--- START The input ---

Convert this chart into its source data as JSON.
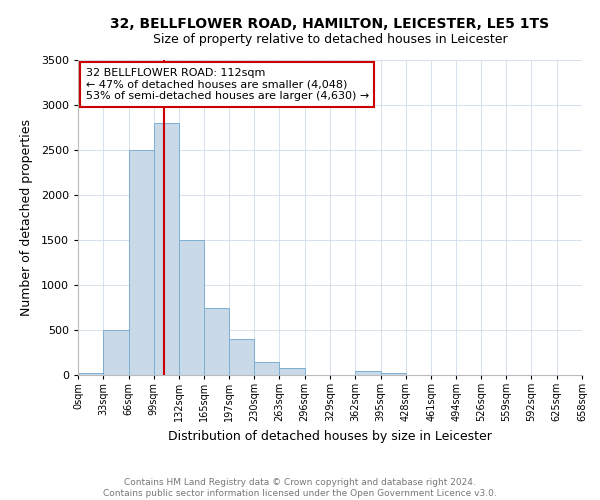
{
  "title_line1": "32, BELLFLOWER ROAD, HAMILTON, LEICESTER, LE5 1TS",
  "title_line2": "Size of property relative to detached houses in Leicester",
  "xlabel": "Distribution of detached houses by size in Leicester",
  "ylabel": "Number of detached properties",
  "bin_edges": [
    0,
    33,
    66,
    99,
    132,
    165,
    197,
    230,
    263,
    296,
    329,
    362,
    395,
    428,
    461,
    494,
    526,
    559,
    592,
    625,
    658
  ],
  "bin_labels": [
    "0sqm",
    "33sqm",
    "66sqm",
    "99sqm",
    "132sqm",
    "165sqm",
    "197sqm",
    "230sqm",
    "263sqm",
    "296sqm",
    "329sqm",
    "362sqm",
    "395sqm",
    "428sqm",
    "461sqm",
    "494sqm",
    "526sqm",
    "559sqm",
    "592sqm",
    "625sqm",
    "658sqm"
  ],
  "bar_heights": [
    25,
    500,
    2500,
    2800,
    1500,
    750,
    400,
    150,
    80,
    0,
    0,
    50,
    20,
    0,
    0,
    0,
    0,
    0,
    0,
    0
  ],
  "bar_color": "#c9d9e8",
  "bar_edge_color": "#7bafd4",
  "property_line_x": 112,
  "property_line_color": "#cc0000",
  "annotation_title": "32 BELLFLOWER ROAD: 112sqm",
  "annotation_line2": "← 47% of detached houses are smaller (4,048)",
  "annotation_line3": "53% of semi-detached houses are larger (4,630) →",
  "annotation_box_color": "#cc0000",
  "ylim": [
    0,
    3500
  ],
  "yticks": [
    0,
    500,
    1000,
    1500,
    2000,
    2500,
    3000,
    3500
  ],
  "footer_line1": "Contains HM Land Registry data © Crown copyright and database right 2024.",
  "footer_line2": "Contains public sector information licensed under the Open Government Licence v3.0.",
  "background_color": "#ffffff",
  "grid_color": "#d0dce8"
}
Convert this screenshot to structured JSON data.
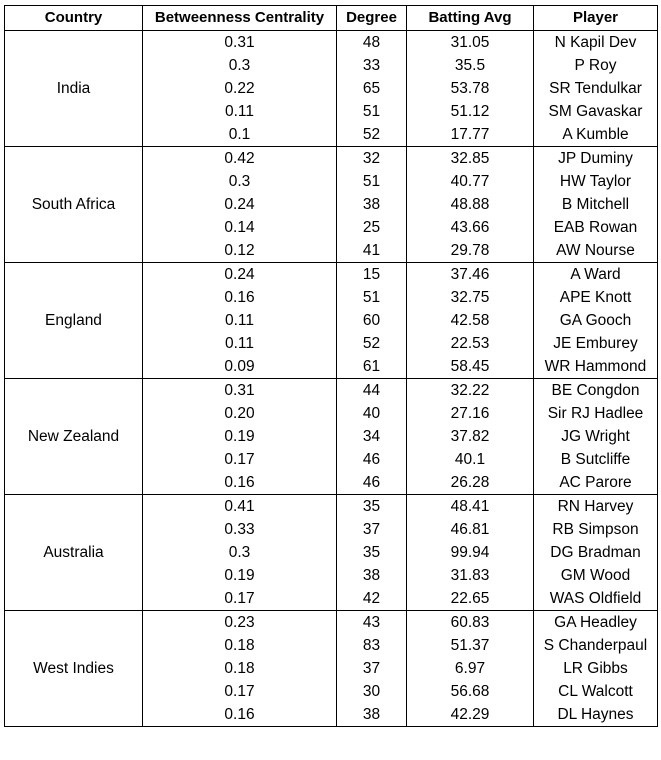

--- END The input ---

▶ _Your goal_
Copy every line in the records above that contains the word "Convert".

▶ _Answer_
Convert this chart into its source data as JSON.
Convert this screenshot to structured JSON data.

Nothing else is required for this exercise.